*What the exercise asks:* Below are the records; locate each line with the word "longer" and copy it.

** Start Data **

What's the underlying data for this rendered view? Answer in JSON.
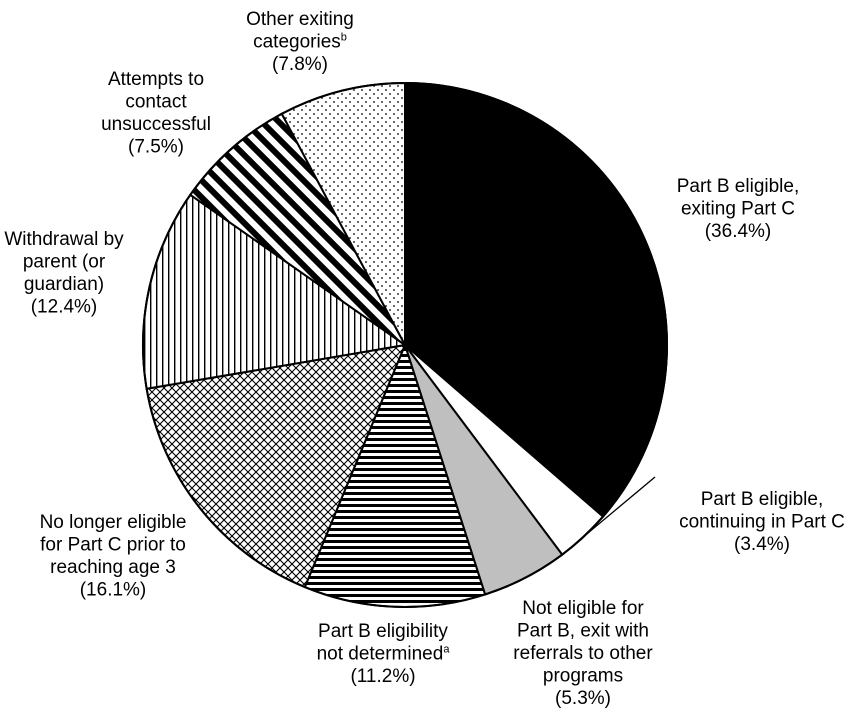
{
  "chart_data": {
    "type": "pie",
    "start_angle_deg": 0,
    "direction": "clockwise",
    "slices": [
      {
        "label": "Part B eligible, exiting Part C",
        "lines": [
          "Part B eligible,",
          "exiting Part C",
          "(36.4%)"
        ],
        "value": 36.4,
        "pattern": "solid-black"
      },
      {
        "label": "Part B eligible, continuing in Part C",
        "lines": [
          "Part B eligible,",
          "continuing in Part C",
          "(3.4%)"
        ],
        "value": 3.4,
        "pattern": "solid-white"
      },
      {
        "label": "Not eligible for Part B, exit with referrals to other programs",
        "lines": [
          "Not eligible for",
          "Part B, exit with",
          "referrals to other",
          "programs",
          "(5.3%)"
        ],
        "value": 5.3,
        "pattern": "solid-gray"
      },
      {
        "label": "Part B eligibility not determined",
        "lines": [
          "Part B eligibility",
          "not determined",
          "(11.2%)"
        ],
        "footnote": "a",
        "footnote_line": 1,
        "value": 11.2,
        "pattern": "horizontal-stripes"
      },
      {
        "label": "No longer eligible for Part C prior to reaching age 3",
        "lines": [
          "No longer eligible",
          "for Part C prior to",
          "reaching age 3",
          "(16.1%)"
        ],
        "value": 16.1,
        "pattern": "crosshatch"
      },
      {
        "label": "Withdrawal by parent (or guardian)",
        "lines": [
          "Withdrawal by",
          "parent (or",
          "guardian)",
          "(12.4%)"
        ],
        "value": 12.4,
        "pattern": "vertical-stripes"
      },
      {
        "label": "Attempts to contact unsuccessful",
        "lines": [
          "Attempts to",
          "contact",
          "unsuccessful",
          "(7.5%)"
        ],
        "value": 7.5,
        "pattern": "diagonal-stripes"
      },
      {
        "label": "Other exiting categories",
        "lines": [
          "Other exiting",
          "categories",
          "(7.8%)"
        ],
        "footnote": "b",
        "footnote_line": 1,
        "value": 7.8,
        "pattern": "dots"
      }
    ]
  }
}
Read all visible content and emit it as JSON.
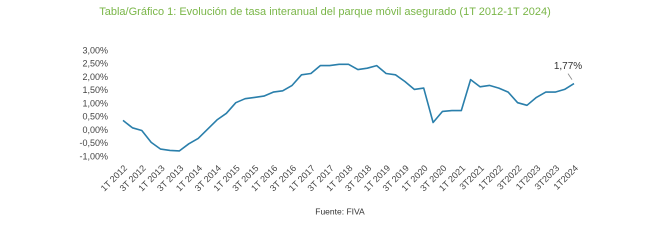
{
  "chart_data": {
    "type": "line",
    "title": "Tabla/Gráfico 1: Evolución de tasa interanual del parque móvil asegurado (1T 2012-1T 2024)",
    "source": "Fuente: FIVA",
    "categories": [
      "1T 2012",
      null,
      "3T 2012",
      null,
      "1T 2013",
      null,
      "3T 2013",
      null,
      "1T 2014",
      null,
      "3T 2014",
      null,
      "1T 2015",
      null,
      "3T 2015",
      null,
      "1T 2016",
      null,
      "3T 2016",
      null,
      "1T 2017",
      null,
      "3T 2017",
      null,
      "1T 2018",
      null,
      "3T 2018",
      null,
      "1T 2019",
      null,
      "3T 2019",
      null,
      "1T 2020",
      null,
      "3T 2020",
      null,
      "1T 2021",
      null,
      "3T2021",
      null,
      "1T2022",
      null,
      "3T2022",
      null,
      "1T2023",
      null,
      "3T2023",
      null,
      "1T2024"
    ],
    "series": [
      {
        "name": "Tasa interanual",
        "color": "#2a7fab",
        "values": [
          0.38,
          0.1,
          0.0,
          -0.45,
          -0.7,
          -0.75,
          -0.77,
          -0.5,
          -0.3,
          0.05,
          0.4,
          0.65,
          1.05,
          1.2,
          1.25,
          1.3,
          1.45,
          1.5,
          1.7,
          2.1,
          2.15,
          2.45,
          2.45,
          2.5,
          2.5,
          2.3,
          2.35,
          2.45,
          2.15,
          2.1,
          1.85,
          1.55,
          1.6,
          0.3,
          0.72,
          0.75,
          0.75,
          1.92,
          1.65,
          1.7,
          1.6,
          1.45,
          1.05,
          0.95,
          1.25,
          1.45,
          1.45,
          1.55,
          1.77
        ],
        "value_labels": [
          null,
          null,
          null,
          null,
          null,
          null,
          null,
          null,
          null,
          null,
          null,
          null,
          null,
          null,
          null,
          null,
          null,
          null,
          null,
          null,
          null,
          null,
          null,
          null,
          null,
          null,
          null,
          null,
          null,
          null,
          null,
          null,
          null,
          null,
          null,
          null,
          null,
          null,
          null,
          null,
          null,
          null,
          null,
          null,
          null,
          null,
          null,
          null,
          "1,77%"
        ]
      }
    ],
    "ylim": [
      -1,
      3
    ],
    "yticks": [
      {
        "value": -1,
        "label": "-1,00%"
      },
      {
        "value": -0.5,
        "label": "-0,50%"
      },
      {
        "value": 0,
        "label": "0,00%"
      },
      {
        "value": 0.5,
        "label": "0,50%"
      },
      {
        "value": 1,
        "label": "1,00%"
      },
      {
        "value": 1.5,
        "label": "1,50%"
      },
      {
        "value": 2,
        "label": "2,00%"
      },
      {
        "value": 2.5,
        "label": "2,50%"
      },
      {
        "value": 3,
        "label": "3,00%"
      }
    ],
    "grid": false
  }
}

** End Data **
** Start Data **

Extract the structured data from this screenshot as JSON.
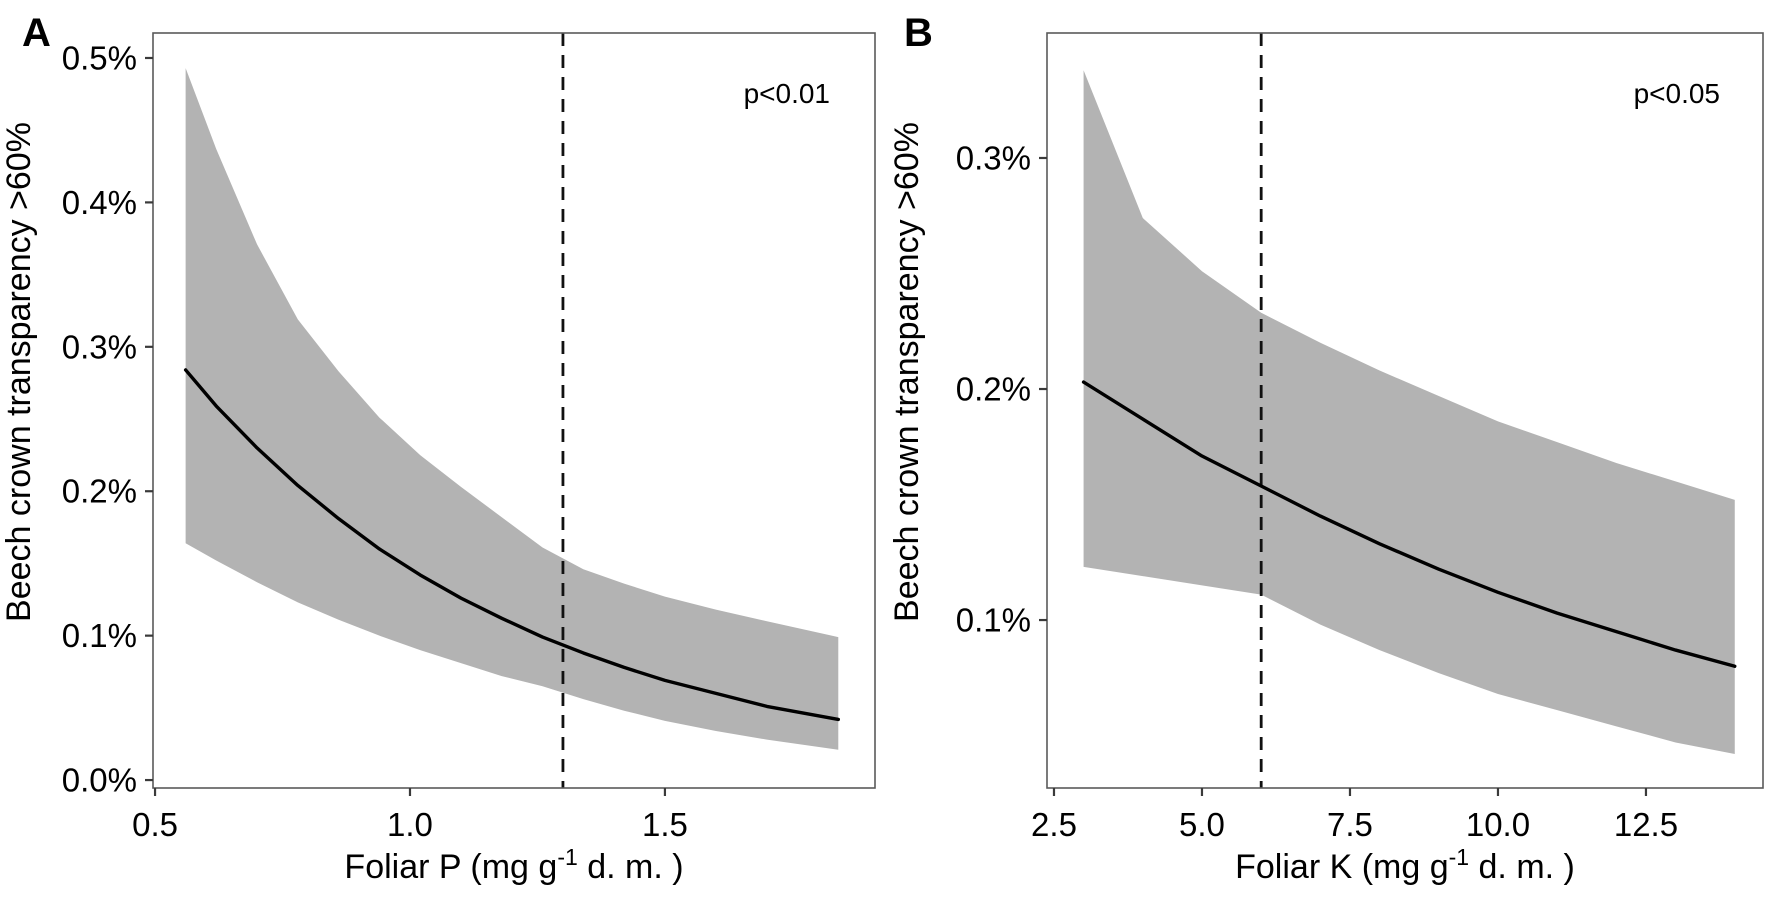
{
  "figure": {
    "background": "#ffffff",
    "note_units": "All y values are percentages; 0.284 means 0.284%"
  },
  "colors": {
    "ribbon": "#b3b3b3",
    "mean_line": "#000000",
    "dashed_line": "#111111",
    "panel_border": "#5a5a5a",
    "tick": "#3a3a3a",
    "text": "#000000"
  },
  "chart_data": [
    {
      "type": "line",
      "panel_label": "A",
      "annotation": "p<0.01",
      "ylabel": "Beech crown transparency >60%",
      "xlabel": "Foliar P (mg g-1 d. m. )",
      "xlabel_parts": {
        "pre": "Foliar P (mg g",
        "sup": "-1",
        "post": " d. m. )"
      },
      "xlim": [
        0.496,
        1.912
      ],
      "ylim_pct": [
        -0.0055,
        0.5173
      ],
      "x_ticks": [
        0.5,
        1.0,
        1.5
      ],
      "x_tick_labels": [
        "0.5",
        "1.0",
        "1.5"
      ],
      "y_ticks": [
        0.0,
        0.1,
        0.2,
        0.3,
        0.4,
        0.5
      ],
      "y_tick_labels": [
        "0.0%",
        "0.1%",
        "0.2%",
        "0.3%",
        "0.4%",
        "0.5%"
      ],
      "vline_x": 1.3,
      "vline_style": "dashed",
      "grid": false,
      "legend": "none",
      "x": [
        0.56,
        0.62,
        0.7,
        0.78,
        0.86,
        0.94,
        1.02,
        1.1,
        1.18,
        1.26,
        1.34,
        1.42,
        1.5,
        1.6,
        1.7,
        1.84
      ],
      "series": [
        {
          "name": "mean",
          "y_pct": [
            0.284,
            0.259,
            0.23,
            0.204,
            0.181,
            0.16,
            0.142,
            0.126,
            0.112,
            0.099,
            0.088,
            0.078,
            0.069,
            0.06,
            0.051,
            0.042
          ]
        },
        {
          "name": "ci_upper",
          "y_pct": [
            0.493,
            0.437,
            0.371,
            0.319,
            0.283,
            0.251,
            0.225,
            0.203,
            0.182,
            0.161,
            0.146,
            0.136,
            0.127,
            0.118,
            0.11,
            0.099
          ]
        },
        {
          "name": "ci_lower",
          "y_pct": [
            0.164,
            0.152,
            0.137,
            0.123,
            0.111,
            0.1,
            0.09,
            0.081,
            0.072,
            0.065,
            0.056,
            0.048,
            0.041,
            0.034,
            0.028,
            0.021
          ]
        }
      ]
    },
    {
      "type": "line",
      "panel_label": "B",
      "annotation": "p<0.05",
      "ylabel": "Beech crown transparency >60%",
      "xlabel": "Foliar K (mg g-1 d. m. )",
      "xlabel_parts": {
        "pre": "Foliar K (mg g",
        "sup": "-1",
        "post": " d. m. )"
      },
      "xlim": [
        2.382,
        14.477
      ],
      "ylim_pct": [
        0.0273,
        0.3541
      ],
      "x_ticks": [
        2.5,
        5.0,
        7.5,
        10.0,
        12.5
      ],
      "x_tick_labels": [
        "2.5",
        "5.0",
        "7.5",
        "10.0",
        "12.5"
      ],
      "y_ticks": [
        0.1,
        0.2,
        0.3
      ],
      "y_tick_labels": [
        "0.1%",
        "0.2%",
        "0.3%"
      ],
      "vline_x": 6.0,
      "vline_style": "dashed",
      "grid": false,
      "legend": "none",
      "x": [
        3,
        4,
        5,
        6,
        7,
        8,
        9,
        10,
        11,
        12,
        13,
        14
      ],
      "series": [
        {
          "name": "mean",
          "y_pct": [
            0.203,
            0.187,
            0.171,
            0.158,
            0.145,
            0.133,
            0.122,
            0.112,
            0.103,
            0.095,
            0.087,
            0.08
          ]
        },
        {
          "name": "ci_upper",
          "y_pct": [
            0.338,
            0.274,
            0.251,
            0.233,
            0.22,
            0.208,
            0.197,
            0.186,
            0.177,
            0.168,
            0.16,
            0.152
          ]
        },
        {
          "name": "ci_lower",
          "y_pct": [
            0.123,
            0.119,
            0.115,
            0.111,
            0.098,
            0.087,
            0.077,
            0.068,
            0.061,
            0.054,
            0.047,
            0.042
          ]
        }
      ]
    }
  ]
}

** End Data **
** Start Data **

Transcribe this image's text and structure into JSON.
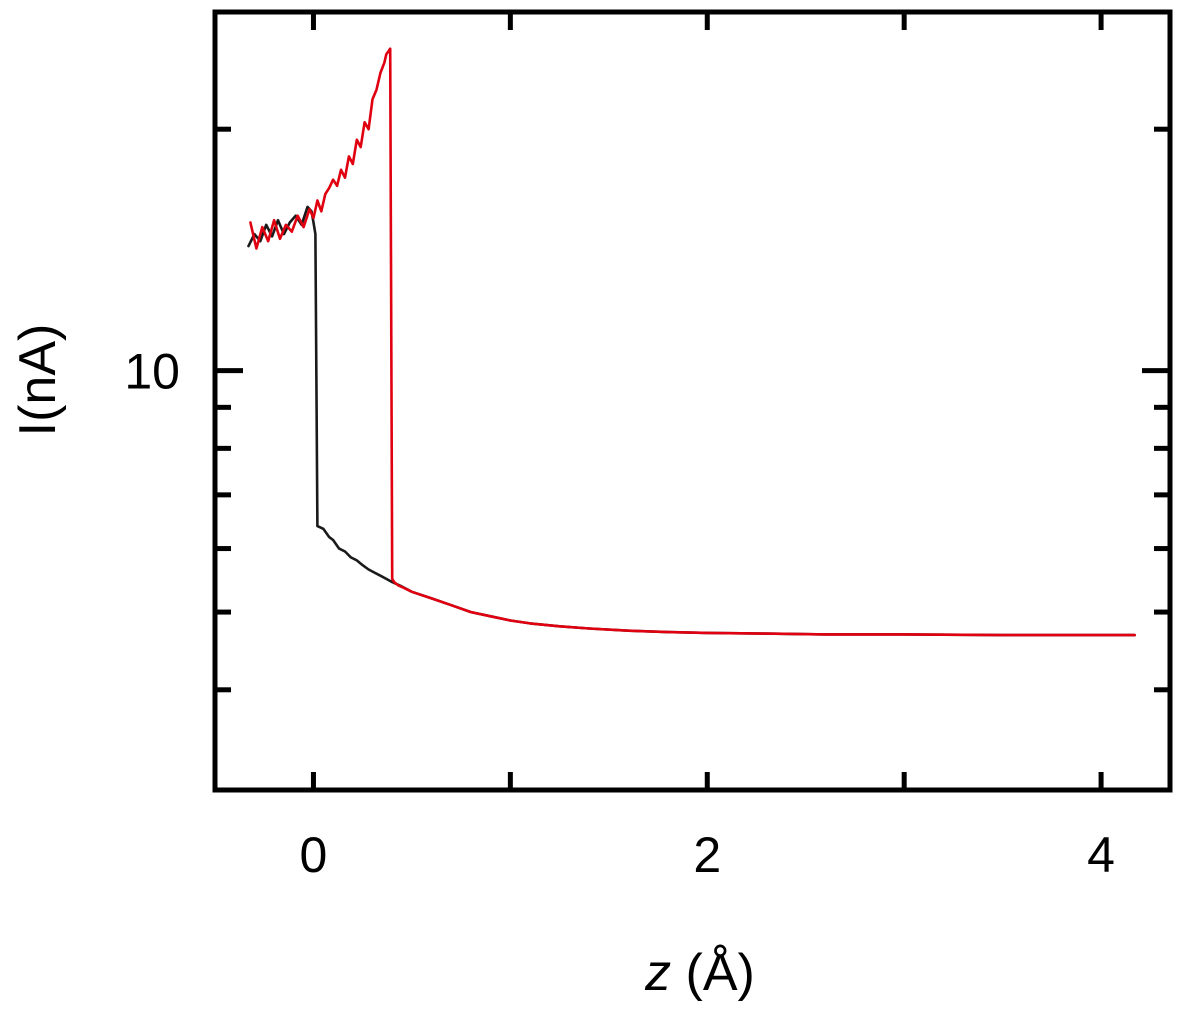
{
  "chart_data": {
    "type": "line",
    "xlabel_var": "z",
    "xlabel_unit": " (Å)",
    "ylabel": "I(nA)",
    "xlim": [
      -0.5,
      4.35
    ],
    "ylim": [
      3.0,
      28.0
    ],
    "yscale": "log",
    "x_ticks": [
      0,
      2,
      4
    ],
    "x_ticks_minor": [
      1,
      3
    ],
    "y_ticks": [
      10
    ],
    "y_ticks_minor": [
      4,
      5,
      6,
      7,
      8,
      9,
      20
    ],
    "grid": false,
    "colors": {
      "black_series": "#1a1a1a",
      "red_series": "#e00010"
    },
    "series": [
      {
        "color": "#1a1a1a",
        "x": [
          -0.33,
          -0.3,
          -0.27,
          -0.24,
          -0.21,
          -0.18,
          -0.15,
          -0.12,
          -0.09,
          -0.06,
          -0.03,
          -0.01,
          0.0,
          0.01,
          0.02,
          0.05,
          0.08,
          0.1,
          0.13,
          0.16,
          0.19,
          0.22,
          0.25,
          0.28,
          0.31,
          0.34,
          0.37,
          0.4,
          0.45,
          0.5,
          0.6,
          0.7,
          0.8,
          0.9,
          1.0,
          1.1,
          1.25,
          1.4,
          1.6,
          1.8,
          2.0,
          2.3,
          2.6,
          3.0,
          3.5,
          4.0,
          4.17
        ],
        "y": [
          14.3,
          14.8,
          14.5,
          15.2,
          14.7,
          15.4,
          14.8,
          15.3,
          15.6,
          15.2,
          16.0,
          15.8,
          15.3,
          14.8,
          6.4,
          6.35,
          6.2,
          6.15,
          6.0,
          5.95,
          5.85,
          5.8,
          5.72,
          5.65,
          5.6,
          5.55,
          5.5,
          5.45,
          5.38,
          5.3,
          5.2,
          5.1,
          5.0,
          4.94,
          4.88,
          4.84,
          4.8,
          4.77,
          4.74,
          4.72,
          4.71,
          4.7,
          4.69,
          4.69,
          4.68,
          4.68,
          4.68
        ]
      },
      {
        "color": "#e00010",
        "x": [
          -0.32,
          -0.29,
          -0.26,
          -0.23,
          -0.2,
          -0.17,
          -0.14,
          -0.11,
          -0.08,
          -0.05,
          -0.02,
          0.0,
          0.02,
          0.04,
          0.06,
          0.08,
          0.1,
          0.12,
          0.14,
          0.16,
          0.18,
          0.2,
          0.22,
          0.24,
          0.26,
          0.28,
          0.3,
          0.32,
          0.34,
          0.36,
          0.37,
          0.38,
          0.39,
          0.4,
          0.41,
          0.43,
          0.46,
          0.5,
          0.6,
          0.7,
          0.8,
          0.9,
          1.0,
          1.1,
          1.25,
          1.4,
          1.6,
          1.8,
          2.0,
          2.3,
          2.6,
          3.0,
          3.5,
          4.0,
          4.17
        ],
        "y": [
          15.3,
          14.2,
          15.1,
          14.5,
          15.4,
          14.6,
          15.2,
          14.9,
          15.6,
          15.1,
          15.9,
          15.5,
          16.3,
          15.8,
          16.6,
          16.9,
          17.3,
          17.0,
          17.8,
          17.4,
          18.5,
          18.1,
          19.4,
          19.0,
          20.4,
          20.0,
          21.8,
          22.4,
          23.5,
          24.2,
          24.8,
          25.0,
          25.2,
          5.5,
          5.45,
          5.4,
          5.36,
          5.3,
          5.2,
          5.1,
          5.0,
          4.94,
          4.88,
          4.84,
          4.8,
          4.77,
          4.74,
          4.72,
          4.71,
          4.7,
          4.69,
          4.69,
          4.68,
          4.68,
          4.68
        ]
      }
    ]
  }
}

** End Data **

*Task solution:*
        "label": "No longer eligible for Part C prior to reaching age 3",
          "No longer eligible",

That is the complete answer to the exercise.